* Start Materials provided *

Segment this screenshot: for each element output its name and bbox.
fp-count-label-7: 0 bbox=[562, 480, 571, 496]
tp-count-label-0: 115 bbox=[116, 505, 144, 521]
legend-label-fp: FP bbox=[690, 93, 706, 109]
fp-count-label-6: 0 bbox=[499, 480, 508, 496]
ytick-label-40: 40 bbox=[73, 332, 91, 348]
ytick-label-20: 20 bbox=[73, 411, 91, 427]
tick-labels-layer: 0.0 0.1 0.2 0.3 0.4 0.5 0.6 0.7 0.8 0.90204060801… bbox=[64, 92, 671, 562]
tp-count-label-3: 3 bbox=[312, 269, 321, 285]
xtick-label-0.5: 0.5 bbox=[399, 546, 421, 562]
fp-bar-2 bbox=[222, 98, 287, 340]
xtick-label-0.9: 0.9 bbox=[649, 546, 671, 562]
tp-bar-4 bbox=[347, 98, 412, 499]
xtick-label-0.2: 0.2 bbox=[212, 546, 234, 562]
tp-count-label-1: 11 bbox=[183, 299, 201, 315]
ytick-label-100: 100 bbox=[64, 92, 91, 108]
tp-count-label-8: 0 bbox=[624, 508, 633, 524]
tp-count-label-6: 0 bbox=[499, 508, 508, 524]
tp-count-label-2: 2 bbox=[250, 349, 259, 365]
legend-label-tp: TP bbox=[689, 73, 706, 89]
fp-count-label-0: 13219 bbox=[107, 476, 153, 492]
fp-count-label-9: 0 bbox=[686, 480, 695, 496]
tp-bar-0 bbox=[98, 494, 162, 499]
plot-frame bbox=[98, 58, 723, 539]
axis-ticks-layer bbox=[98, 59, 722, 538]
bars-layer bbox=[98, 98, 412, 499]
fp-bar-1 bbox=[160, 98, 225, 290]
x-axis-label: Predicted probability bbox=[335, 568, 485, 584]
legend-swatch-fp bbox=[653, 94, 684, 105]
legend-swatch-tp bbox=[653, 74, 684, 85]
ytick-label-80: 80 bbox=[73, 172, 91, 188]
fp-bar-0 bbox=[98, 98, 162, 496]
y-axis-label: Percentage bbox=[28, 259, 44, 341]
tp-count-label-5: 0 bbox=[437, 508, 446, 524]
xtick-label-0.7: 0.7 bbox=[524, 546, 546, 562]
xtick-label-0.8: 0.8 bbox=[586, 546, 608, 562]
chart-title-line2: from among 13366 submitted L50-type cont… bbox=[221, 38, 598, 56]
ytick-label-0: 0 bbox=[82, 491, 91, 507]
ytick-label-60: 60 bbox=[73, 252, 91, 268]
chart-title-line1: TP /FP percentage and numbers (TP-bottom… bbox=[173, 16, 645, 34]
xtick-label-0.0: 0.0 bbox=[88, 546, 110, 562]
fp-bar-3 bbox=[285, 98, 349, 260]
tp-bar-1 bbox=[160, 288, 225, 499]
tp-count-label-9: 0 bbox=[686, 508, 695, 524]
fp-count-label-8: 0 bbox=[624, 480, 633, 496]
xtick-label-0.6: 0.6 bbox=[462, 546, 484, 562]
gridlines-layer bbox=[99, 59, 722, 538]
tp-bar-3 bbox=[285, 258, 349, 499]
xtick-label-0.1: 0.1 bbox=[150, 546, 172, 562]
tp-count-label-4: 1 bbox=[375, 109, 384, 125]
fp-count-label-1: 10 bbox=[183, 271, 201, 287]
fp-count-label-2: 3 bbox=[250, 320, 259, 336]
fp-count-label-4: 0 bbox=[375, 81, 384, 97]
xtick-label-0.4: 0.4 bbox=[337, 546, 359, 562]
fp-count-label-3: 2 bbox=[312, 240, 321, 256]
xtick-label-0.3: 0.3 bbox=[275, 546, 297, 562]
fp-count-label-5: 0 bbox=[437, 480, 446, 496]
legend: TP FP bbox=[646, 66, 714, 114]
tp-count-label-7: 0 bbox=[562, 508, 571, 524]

* End Materials provided *
* Start Materials provided *

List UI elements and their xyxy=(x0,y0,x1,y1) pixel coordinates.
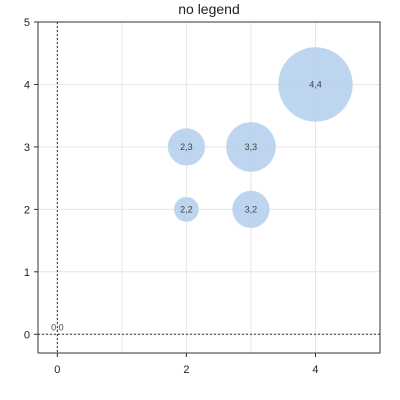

* End Materials provided *
* Start Materials provided *

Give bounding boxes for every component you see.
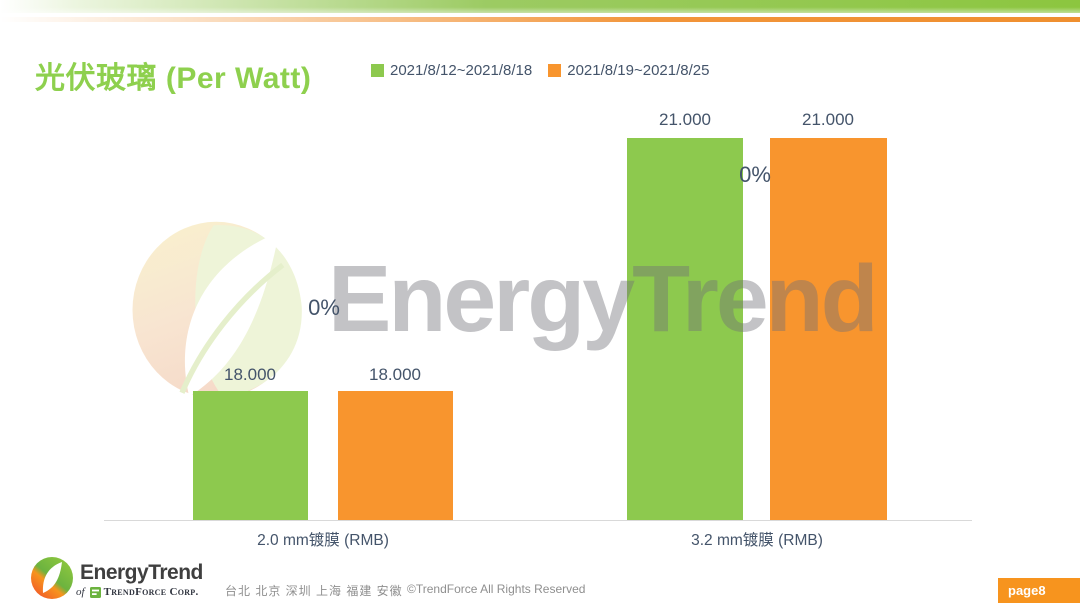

* End Materials provided *

Instructions for the task: Find every line in the data above that contains the string "swatch", and copy each of those lines in full.

Exercise response:
legend-swatch-fp bbox=[653, 94, 684, 105]
legend-swatch-tp bbox=[653, 74, 684, 85]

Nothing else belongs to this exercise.